**Task instructions**. Write out the material again exactly, please, and omit the pictures.

**Material**.
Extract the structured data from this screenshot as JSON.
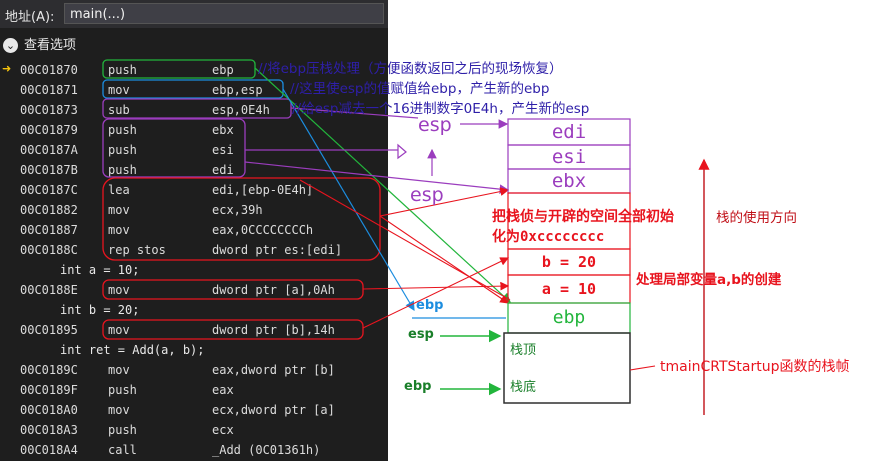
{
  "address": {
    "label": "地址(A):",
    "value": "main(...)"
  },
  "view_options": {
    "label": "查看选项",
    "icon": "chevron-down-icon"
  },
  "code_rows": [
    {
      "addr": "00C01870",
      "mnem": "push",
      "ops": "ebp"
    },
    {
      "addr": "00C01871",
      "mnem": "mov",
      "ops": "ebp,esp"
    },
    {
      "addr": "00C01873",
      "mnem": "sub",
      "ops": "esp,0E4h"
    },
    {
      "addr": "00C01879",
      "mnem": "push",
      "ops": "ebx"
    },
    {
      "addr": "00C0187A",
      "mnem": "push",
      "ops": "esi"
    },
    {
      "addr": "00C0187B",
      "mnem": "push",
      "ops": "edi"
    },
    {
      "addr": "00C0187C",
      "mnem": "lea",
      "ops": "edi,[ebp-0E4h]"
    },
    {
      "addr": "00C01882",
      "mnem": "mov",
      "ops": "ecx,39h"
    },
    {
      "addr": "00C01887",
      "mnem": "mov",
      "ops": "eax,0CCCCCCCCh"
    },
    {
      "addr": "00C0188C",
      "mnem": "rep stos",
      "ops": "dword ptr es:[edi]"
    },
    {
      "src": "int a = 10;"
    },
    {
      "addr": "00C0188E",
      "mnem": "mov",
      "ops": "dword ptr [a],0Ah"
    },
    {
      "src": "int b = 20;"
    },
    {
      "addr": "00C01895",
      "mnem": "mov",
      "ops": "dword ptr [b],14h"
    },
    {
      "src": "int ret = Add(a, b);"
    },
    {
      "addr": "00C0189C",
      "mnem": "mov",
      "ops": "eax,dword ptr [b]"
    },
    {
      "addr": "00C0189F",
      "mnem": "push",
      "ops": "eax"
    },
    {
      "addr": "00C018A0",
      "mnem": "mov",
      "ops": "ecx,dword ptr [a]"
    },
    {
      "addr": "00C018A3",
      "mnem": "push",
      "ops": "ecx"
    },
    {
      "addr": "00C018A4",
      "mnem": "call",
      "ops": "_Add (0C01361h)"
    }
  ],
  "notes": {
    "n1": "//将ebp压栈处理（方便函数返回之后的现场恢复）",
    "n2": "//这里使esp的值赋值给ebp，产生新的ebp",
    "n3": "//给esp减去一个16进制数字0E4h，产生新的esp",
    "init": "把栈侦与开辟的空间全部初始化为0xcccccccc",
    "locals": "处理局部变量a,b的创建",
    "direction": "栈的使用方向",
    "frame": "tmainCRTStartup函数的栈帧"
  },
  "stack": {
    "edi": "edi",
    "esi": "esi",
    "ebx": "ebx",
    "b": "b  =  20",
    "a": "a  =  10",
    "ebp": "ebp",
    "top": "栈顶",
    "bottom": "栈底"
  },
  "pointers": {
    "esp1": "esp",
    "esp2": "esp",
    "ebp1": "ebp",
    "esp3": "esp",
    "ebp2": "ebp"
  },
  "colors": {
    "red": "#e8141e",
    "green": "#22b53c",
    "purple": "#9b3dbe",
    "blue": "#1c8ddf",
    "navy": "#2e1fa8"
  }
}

**Output below**.
Extract the structured data from this screenshot as JSON.
{
  "address": {
    "label": "地址(A):",
    "value": "main(...)"
  },
  "view_options": {
    "label": "查看选项",
    "icon": "chevron-down-icon"
  },
  "code_rows": [
    {
      "addr": "00C01870",
      "mnem": "push",
      "ops": "ebp"
    },
    {
      "addr": "00C01871",
      "mnem": "mov",
      "ops": "ebp,esp"
    },
    {
      "addr": "00C01873",
      "mnem": "sub",
      "ops": "esp,0E4h"
    },
    {
      "addr": "00C01879",
      "mnem": "push",
      "ops": "ebx"
    },
    {
      "addr": "00C0187A",
      "mnem": "push",
      "ops": "esi"
    },
    {
      "addr": "00C0187B",
      "mnem": "push",
      "ops": "edi"
    },
    {
      "addr": "00C0187C",
      "mnem": "lea",
      "ops": "edi,[ebp-0E4h]"
    },
    {
      "addr": "00C01882",
      "mnem": "mov",
      "ops": "ecx,39h"
    },
    {
      "addr": "00C01887",
      "mnem": "mov",
      "ops": "eax,0CCCCCCCCh"
    },
    {
      "addr": "00C0188C",
      "mnem": "rep stos",
      "ops": "dword ptr es:[edi]"
    },
    {
      "src": "int a = 10;"
    },
    {
      "addr": "00C0188E",
      "mnem": "mov",
      "ops": "dword ptr [a],0Ah"
    },
    {
      "src": "int b = 20;"
    },
    {
      "addr": "00C01895",
      "mnem": "mov",
      "ops": "dword ptr [b],14h"
    },
    {
      "src": "int ret = Add(a, b);"
    },
    {
      "addr": "00C0189C",
      "mnem": "mov",
      "ops": "eax,dword ptr [b]"
    },
    {
      "addr": "00C0189F",
      "mnem": "push",
      "ops": "eax"
    },
    {
      "addr": "00C018A0",
      "mnem": "mov",
      "ops": "ecx,dword ptr [a]"
    },
    {
      "addr": "00C018A3",
      "mnem": "push",
      "ops": "ecx"
    },
    {
      "addr": "00C018A4",
      "mnem": "call",
      "ops": "_Add (0C01361h)"
    }
  ],
  "notes": {
    "n1": "//将ebp压栈处理（方便函数返回之后的现场恢复）",
    "n2": "//这里使esp的值赋值给ebp，产生新的ebp",
    "n3": "//给esp减去一个16进制数字0E4h，产生新的esp",
    "init": "把栈侦与开辟的空间全部初始化为0xcccccccc",
    "locals": "处理局部变量a,b的创建",
    "direction": "栈的使用方向",
    "frame": "tmainCRTStartup函数的栈帧"
  },
  "stack": {
    "edi": "edi",
    "esi": "esi",
    "ebx": "ebx",
    "b": "b  =  20",
    "a": "a  =  10",
    "ebp": "ebp",
    "top": "栈顶",
    "bottom": "栈底"
  },
  "pointers": {
    "esp1": "esp",
    "esp2": "esp",
    "ebp1": "ebp",
    "esp3": "esp",
    "ebp2": "ebp"
  },
  "colors": {
    "red": "#e8141e",
    "green": "#22b53c",
    "purple": "#9b3dbe",
    "blue": "#1c8ddf",
    "navy": "#2e1fa8"
  }
}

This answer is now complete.